_TEXTE À LIRE:_
Les expulsions de migrants depuis l’est de la Libye vers le nord du Niger s’intensifient. Entre le 28 mars et le 25 avril, 792 migrants, majoritairement nigériens, ont débarqué dans des zones désertiques de la région de Siguidine après avoir été renvoyés de Libye, indique Alarme Phone Sahara (APS). Parmi eux, on compte plusieurs femmes et mineurs.
La plupart ont été expulsés "de manière violente par les forces de sécurité libyennes", précise l’organisation dans un communiqué. Certaines personnes en revanche semblent être rentrées dans leur pays de manière autonome. "Toutefois, au vu de la situation menaçante en Libye, on peut douter que ces décisions de retour aient été réellement volontaires", signale APS. (...)
En Libye, les exilés peuvent être interpellés dans la rue, sur leur lieu de travail, dans leur appartement... puis placés dans des camions de marchandises à destination du sud du pays, près de la frontière nigérienne, voire même dans le nord du Niger. D’autres sont expulsés directement depuis les centres de détention libyens, selon l’organisation.
Par ailleurs, "il n’est pas rare que les migrants soient contraints de payer l’essence du véhicule d’expulsion".
"Les personnes arrivent blessées, assoiffées et affamées"
Lorsque les migrants sont renvoyés par la Libye, ils doivent ensuite se débrouiller par leurs propres moyens pour rejoindre la première ville la plus proche. "Les personnes arrivent blessées, assoiffées et affamées", précise APS. Souvent démunis - d’après des témoignages recueillis par InfoMigrants, les policiers libyens dépouillent les exilés avant de les lâcher dans le désert - les exilés dépendent du soutien de la population locale, "qui les aide avec des dattes ou d’autres dons de nourriture, et les laisse parfois dormir dans leurs fermes, bien qu’elles aient elles-mêmes peu d’argent et de nourriture à disposition", précise Alarme Phone Sahara.

_DONNÉES FOURNIES:_
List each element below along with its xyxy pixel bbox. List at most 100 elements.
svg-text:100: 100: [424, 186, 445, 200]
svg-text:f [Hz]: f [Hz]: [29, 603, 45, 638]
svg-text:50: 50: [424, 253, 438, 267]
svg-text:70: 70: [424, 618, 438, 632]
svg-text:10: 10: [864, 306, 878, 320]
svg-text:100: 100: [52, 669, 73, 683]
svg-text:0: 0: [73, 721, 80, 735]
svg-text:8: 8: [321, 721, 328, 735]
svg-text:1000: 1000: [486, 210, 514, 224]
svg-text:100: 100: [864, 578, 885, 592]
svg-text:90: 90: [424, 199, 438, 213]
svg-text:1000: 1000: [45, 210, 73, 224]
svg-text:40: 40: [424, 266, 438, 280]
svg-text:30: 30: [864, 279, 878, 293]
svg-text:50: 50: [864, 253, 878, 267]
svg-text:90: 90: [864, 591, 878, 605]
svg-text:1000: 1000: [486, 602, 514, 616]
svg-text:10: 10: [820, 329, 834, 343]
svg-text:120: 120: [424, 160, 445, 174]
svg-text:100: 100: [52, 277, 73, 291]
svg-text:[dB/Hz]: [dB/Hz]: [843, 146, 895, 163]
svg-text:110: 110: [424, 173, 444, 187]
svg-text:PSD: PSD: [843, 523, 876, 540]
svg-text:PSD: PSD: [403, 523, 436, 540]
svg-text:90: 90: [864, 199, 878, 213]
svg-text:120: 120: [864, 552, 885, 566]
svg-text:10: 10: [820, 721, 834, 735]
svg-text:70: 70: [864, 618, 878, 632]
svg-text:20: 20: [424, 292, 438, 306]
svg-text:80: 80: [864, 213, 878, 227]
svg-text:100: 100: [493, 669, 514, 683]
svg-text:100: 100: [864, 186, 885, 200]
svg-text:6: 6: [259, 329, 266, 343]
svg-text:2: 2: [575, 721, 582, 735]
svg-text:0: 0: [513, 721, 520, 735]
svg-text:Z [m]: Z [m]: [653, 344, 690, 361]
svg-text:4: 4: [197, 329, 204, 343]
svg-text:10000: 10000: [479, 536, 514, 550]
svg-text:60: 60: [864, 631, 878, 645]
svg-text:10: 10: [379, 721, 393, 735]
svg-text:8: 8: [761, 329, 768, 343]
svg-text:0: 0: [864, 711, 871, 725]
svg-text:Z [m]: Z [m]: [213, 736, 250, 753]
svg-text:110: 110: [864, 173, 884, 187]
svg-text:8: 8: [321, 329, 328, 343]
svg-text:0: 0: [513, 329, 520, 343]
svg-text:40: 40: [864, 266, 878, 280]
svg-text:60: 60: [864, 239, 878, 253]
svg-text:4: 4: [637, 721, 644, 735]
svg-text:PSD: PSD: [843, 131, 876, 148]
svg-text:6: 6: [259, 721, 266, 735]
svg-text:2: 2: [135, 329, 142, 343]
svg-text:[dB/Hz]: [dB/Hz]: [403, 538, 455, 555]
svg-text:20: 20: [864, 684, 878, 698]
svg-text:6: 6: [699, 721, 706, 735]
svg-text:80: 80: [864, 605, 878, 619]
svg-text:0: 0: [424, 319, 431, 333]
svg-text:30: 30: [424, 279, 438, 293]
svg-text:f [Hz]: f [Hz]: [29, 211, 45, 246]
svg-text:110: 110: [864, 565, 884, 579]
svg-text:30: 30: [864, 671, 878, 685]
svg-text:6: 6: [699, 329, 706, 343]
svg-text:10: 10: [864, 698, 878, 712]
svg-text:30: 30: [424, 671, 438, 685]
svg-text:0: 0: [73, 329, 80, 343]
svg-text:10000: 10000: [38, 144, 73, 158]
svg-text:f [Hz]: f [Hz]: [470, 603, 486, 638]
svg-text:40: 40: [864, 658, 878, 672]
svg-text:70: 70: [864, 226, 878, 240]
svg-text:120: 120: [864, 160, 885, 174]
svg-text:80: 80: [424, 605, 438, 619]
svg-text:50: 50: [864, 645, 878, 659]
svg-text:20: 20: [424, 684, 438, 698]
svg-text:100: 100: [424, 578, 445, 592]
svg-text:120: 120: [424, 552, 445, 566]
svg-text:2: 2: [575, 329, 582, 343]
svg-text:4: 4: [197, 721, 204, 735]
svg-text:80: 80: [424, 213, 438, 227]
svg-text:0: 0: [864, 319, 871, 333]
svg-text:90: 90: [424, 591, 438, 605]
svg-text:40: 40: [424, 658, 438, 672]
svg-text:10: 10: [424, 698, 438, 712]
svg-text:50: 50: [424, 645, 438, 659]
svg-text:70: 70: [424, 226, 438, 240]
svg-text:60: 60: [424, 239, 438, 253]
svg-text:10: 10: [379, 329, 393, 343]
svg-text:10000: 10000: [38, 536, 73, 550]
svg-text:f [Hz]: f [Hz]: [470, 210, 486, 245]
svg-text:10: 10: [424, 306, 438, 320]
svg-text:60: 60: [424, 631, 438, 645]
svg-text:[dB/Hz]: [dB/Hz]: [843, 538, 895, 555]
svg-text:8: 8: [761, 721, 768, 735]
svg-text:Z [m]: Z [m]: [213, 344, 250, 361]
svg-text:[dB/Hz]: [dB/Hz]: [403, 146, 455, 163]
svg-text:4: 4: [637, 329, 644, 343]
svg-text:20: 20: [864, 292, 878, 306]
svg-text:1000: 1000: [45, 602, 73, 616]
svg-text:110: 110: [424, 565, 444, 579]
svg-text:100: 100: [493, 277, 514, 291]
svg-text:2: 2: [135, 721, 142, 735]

_EXERCICE:_ Restituez mot pour mot le passage du texte sur les expulsions de migrants compris entre « La plupart ont » et « signale APS. (...) », ces deux segments inclus. Les items proviennent d'une source autre que le texte.

_ESPACE DE RÉPONSE:_
La plupart ont été expulsés "de manière violente par les forces de sécurité libyennes", précise l’organisation dans un communiqué. Certaines personnes en revanche semblent être rentrées dans leur pays de manière autonome. "Toutefois, au vu de la situation menaçante en Libye, on peut douter que ces décisions de retour aient été réellement volontaires", signale APS. (...)